**DATA SUPPLIED:**
+===+
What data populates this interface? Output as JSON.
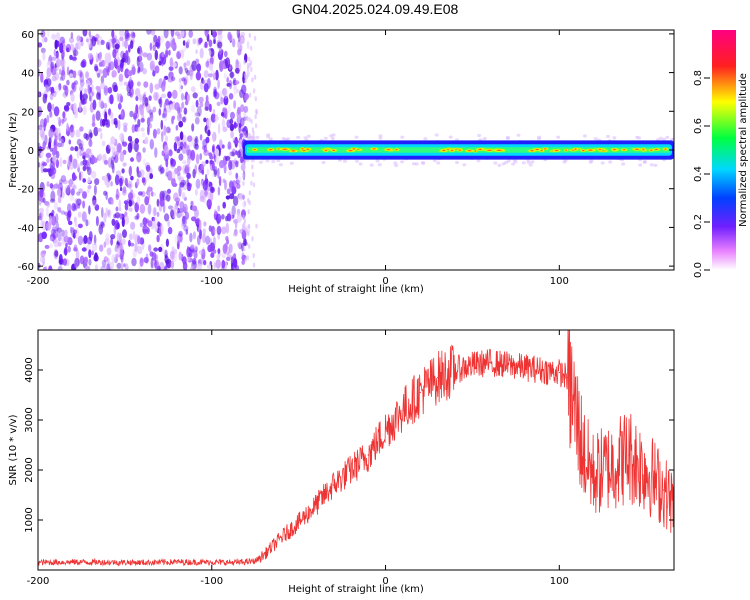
{
  "title": "GN04.2025.024.09.49.E08",
  "chart_data": [
    {
      "type": "heatmap",
      "xlabel": "Height of straight line (km)",
      "ylabel": "Frequency (Hz)",
      "xlim": [
        -200,
        166
      ],
      "ylim": [
        -62,
        62
      ],
      "xticks": [
        -200,
        -100,
        0,
        100
      ],
      "yticks": [
        -60,
        -40,
        -20,
        0,
        20,
        40,
        60
      ],
      "noise_region_x": [
        -200,
        -80
      ],
      "signal_band": {
        "x_start": -82,
        "x_end": 166,
        "center_hz": 0,
        "half_width_hz": 3
      },
      "colorbar": {
        "label": "Normalized spectral amplitude",
        "range": [
          0.0,
          1.0
        ],
        "ticks": [
          0.0,
          0.2,
          0.4,
          0.6,
          0.8
        ],
        "tick_labels": [
          "0.0",
          "0.2",
          "0.4",
          "0.6",
          "0.8"
        ],
        "colors": [
          "#ffffff",
          "#e060ff",
          "#5020ff",
          "#00d8ff",
          "#00ff40",
          "#ffff00",
          "#ff2020",
          "#ff0080"
        ]
      }
    },
    {
      "type": "line",
      "xlabel": "Height of straight line (km)",
      "ylabel": "SNR (10 * v/v)",
      "xlim": [
        -200,
        166
      ],
      "ylim": [
        0,
        4800
      ],
      "xticks": [
        -200,
        -100,
        0,
        100
      ],
      "yticks": [
        1000,
        2000,
        3000,
        4000
      ],
      "color": "#ee3333",
      "series": [
        {
          "x": [
            -200,
            -180,
            -160,
            -140,
            -120,
            -100,
            -85,
            -75,
            -70,
            -60,
            -50,
            -40,
            -30,
            -20,
            -10,
            0,
            10,
            20,
            30,
            40,
            50,
            60,
            70,
            80,
            90,
            100,
            105,
            110,
            115,
            120,
            130,
            140,
            150,
            160,
            166
          ],
          "y": [
            150,
            160,
            155,
            150,
            160,
            155,
            150,
            180,
            300,
            650,
            950,
            1300,
            1700,
            2000,
            2300,
            2800,
            3200,
            3550,
            3850,
            4000,
            4100,
            4150,
            4100,
            4050,
            4000,
            3950,
            3850,
            3000,
            2200,
            1900,
            2100,
            2300,
            2000,
            1600,
            1300
          ]
        }
      ]
    }
  ]
}
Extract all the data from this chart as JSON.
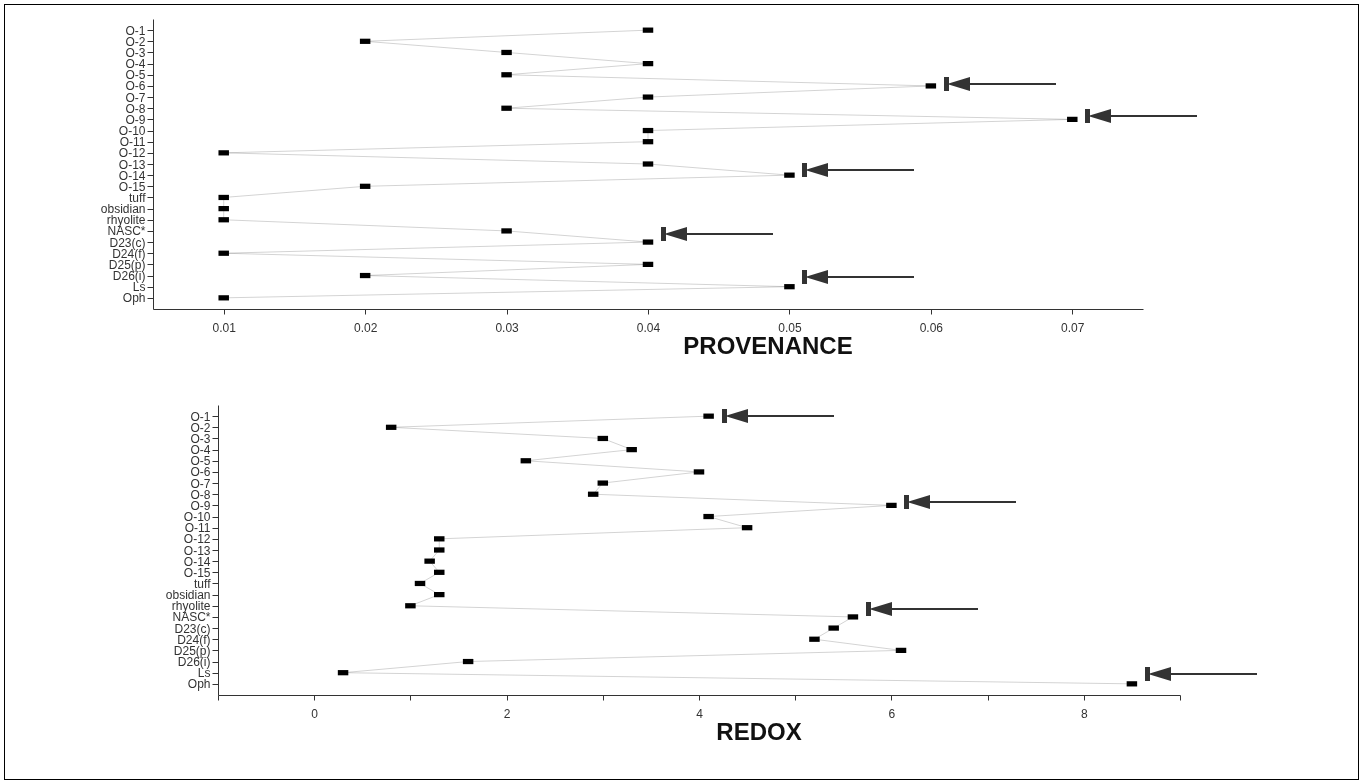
{
  "chart_data": [
    {
      "type": "line",
      "title": "PROVENANCE",
      "orientation": "horizontal",
      "marker": "square",
      "categories": [
        "O-1",
        "O-2",
        "O-3",
        "O-4",
        "O-5",
        "O-6",
        "O-7",
        "O-8",
        "O-9",
        "O-10",
        "O-11",
        "O-12",
        "O-13",
        "O-14",
        "O-15",
        "tuff",
        "obsidian",
        "rhyolite",
        "NASC*",
        "D23(c)",
        "D24(f)",
        "D25(p)",
        "D26(i)",
        "Ls",
        "Oph"
      ],
      "series": [
        {
          "color": "#000000",
          "values": [
            0.04,
            0.02,
            0.03,
            0.04,
            0.03,
            0.06,
            0.04,
            0.03,
            0.07,
            0.04,
            0.04,
            0.01,
            0.04,
            0.05,
            0.02,
            0.01,
            0.01,
            0.01,
            0.03,
            0.04,
            0.01,
            0.04,
            0.02,
            0.05,
            0.01
          ]
        }
      ],
      "xlim": [
        0.005,
        0.075
      ],
      "xticks": [
        0.01,
        0.02,
        0.03,
        0.04,
        0.05,
        0.06,
        0.07
      ]
    },
    {
      "type": "line",
      "title": "REDOX",
      "orientation": "horizontal",
      "marker": "square",
      "categories": [
        "O-1",
        "O-2",
        "O-3",
        "O-4",
        "O-5",
        "O-6",
        "O-7",
        "O-8",
        "O-9",
        "O-10",
        "O-11",
        "O-12",
        "O-13",
        "O-14",
        "O-15",
        "tuff",
        "obsidian",
        "rhyolite",
        "NASC*",
        "D23(c)",
        "D24(f)",
        "D25(p)",
        "D26(i)",
        "Ls",
        "Oph"
      ],
      "series": [
        {
          "color": "#000000",
          "values": [
            4.1,
            0.8,
            3.0,
            3.3,
            2.2,
            4.0,
            3.0,
            2.9,
            6.0,
            4.1,
            4.5,
            1.3,
            1.3,
            1.2,
            1.3,
            1.1,
            1.3,
            1.0,
            5.6,
            5.4,
            5.2,
            6.1,
            1.6,
            0.3,
            8.5
          ]
        }
      ],
      "xlim": [
        -1,
        9
      ],
      "xticks": [
        {
          "value": -1,
          "label": null
        },
        0,
        {
          "value": 1,
          "label": null
        },
        2,
        {
          "value": 3,
          "label": null
        },
        4,
        {
          "value": 5,
          "label": null
        },
        6,
        {
          "value": 7,
          "label": null
        },
        8,
        {
          "value": 9,
          "label": null
        }
      ]
    }
  ]
}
+===+
**TASK REQUIREMENTS:** Output the full set of records above without changing a word, and drop the images.

**RESULT FOR THIS EXERCISE:**
What data populates this interface? Output as JSON.
{
  "title": "GN04.2025.024.09.49.E08",
  "chart_data": [
    {
      "type": "heatmap",
      "xlabel": "Height of straight line (km)",
      "ylabel": "Frequency (Hz)",
      "xlim": [
        -200,
        166
      ],
      "ylim": [
        -62,
        62
      ],
      "xticks": [
        -200,
        -100,
        0,
        100
      ],
      "yticks": [
        -60,
        -40,
        -20,
        0,
        20,
        40,
        60
      ],
      "noise_region_x": [
        -200,
        -80
      ],
      "signal_band": {
        "x_start": -82,
        "x_end": 166,
        "center_hz": 0,
        "half_width_hz": 3
      },
      "colorbar": {
        "label": "Normalized spectral amplitude",
        "range": [
          0.0,
          1.0
        ],
        "ticks": [
          0.0,
          0.2,
          0.4,
          0.6,
          0.8
        ],
        "tick_labels": [
          "0.0",
          "0.2",
          "0.4",
          "0.6",
          "0.8"
        ],
        "colors": [
          "#ffffff",
          "#e060ff",
          "#5020ff",
          "#00d8ff",
          "#00ff40",
          "#ffff00",
          "#ff2020",
          "#ff0080"
        ]
      }
    },
    {
      "type": "line",
      "xlabel": "Height of straight line (km)",
      "ylabel": "SNR (10 * v/v)",
      "xlim": [
        -200,
        166
      ],
      "ylim": [
        0,
        4800
      ],
      "xticks": [
        -200,
        -100,
        0,
        100
      ],
      "yticks": [
        1000,
        2000,
        3000,
        4000
      ],
      "color": "#ee3333",
      "series": [
        {
          "x": [
            -200,
            -180,
            -160,
            -140,
            -120,
            -100,
            -85,
            -75,
            -70,
            -60,
            -50,
            -40,
            -30,
            -20,
            -10,
            0,
            10,
            20,
            30,
            40,
            50,
            60,
            70,
            80,
            90,
            100,
            105,
            110,
            115,
            120,
            130,
            140,
            150,
            160,
            166
          ],
          "y": [
            150,
            160,
            155,
            150,
            160,
            155,
            150,
            180,
            300,
            650,
            950,
            1300,
            1700,
            2000,
            2300,
            2800,
            3200,
            3550,
            3850,
            4000,
            4100,
            4150,
            4100,
            4050,
            4000,
            3950,
            3850,
            3000,
            2200,
            1900,
            2100,
            2300,
            2000,
            1600,
            1300
          ]
        }
      ]
    }
  ]
}
Extract all the data from this chart as JSON.
{
  "chart_data": [
    {
      "type": "line",
      "title": "PROVENANCE",
      "orientation": "horizontal",
      "marker": "square",
      "categories": [
        "O-1",
        "O-2",
        "O-3",
        "O-4",
        "O-5",
        "O-6",
        "O-7",
        "O-8",
        "O-9",
        "O-10",
        "O-11",
        "O-12",
        "O-13",
        "O-14",
        "O-15",
        "tuff",
        "obsidian",
        "rhyolite",
        "NASC*",
        "D23(c)",
        "D24(f)",
        "D25(p)",
        "D26(i)",
        "Ls",
        "Oph"
      ],
      "series": [
        {
          "color": "#000000",
          "values": [
            0.04,
            0.02,
            0.03,
            0.04,
            0.03,
            0.06,
            0.04,
            0.03,
            0.07,
            0.04,
            0.04,
            0.01,
            0.04,
            0.05,
            0.02,
            0.01,
            0.01,
            0.01,
            0.03,
            0.04,
            0.01,
            0.04,
            0.02,
            0.05,
            0.01
          ]
        }
      ],
      "xlim": [
        0.005,
        0.075
      ],
      "xticks": [
        0.01,
        0.02,
        0.03,
        0.04,
        0.05,
        0.06,
        0.07
      ]
    },
    {
      "type": "line",
      "title": "REDOX",
      "orientation": "horizontal",
      "marker": "square",
      "categories": [
        "O-1",
        "O-2",
        "O-3",
        "O-4",
        "O-5",
        "O-6",
        "O-7",
        "O-8",
        "O-9",
        "O-10",
        "O-11",
        "O-12",
        "O-13",
        "O-14",
        "O-15",
        "tuff",
        "obsidian",
        "rhyolite",
        "NASC*",
        "D23(c)",
        "D24(f)",
        "D25(p)",
        "D26(i)",
        "Ls",
        "Oph"
      ],
      "series": [
        {
          "color": "#000000",
          "values": [
            4.1,
            0.8,
            3.0,
            3.3,
            2.2,
            4.0,
            3.0,
            2.9,
            6.0,
            4.1,
            4.5,
            1.3,
            1.3,
            1.2,
            1.3,
            1.1,
            1.3,
            1.0,
            5.6,
            5.4,
            5.2,
            6.1,
            1.6,
            0.3,
            8.5
          ]
        }
      ],
      "xlim": [
        -1,
        9
      ],
      "xticks": [
        {
          "value": -1,
          "label": null
        },
        0,
        {
          "value": 1,
          "label": null
        },
        2,
        {
          "value": 3,
          "label": null
        },
        4,
        {
          "value": 5,
          "label": null
        },
        6,
        {
          "value": 7,
          "label": null
        },
        8,
        {
          "value": 9,
          "label": null
        }
      ]
    }
  ]
}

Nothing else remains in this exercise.